Data records:
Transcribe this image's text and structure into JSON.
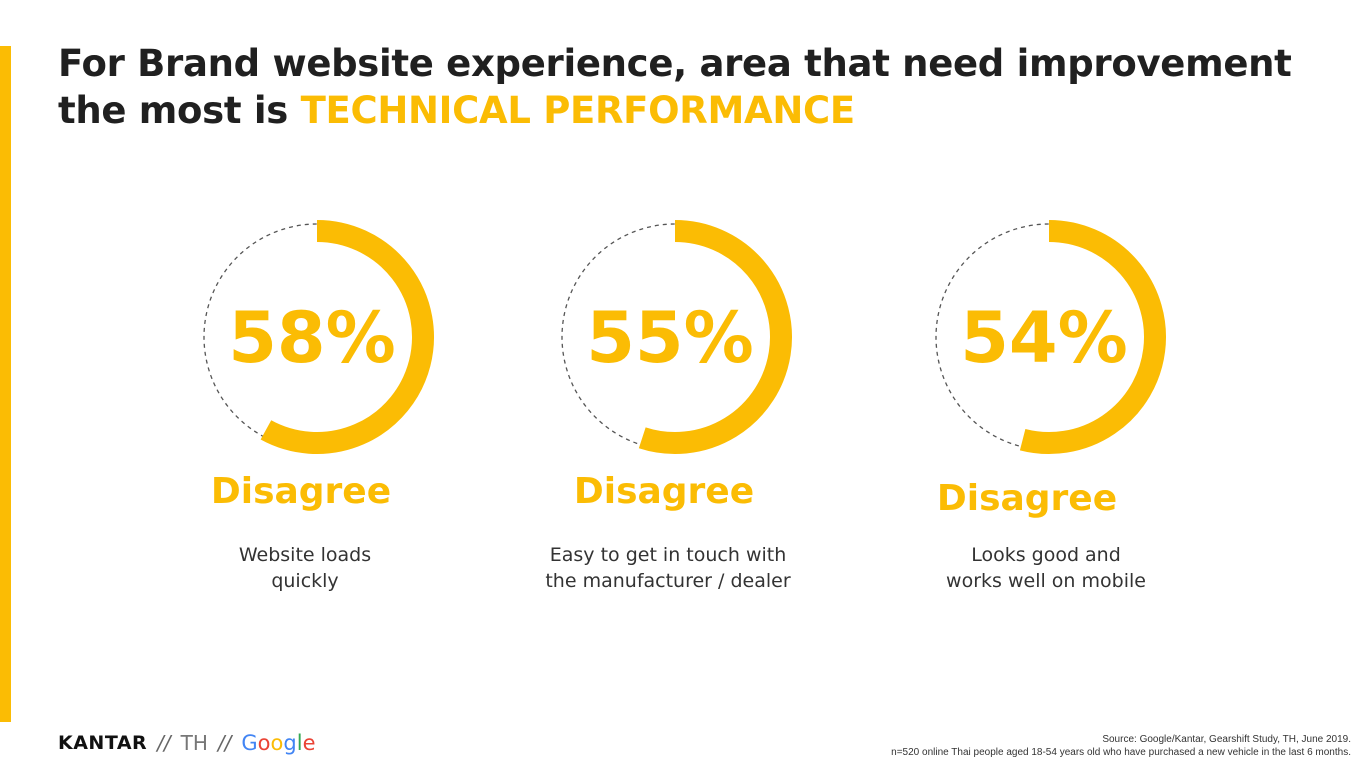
{
  "title": {
    "prefix": "For Brand website experience, area that need improvement the most is",
    "highlight": "TECHNICAL PERFORMANCE"
  },
  "colors": {
    "accent": "#FBBC04",
    "dashed_ring": "#555555"
  },
  "chart_data": {
    "type": "donut",
    "items": [
      {
        "value": 58,
        "value_label": "58%",
        "label": "Disagree",
        "description_lines": [
          "Website loads",
          "quickly"
        ]
      },
      {
        "value": 55,
        "value_label": "55%",
        "label": "Disagree",
        "description_lines": [
          "Easy to get in touch with",
          "the manufacturer / dealer"
        ]
      },
      {
        "value": 54,
        "value_label": "54%",
        "label": "Disagree",
        "description_lines": [
          "Looks good and",
          "works well on mobile"
        ]
      }
    ]
  },
  "footer": {
    "kantar": "KANTAR",
    "separator": "//",
    "country": "TH",
    "google_letters": [
      "G",
      "o",
      "o",
      "g",
      "l",
      "e"
    ],
    "source_line1": "Source: Google/Kantar, Gearshift Study, TH, June 2019.",
    "source_line2": "n=520 online Thai people aged 18-54 years old who have purchased a new vehicle in the last 6 months."
  }
}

WHAT THE EXERCISE ASKS: Without the pictures, repeat all the records word for word.

ANSWER:
Transcribe this image's text and structure into JSON.
{
  "title": {
    "prefix": "For Brand website experience, area that need improvement the most is",
    "highlight": "TECHNICAL PERFORMANCE"
  },
  "colors": {
    "accent": "#FBBC04",
    "dashed_ring": "#555555"
  },
  "chart_data": {
    "type": "donut",
    "items": [
      {
        "value": 58,
        "value_label": "58%",
        "label": "Disagree",
        "description_lines": [
          "Website loads",
          "quickly"
        ]
      },
      {
        "value": 55,
        "value_label": "55%",
        "label": "Disagree",
        "description_lines": [
          "Easy to get in touch with",
          "the manufacturer / dealer"
        ]
      },
      {
        "value": 54,
        "value_label": "54%",
        "label": "Disagree",
        "description_lines": [
          "Looks good and",
          "works well on mobile"
        ]
      }
    ]
  },
  "footer": {
    "kantar": "KANTAR",
    "separator": "//",
    "country": "TH",
    "google_letters": [
      "G",
      "o",
      "o",
      "g",
      "l",
      "e"
    ],
    "source_line1": "Source: Google/Kantar, Gearshift Study, TH, June 2019.",
    "source_line2": "n=520 online Thai people aged 18-54 years old who have purchased a new vehicle in the last 6 months."
  }
}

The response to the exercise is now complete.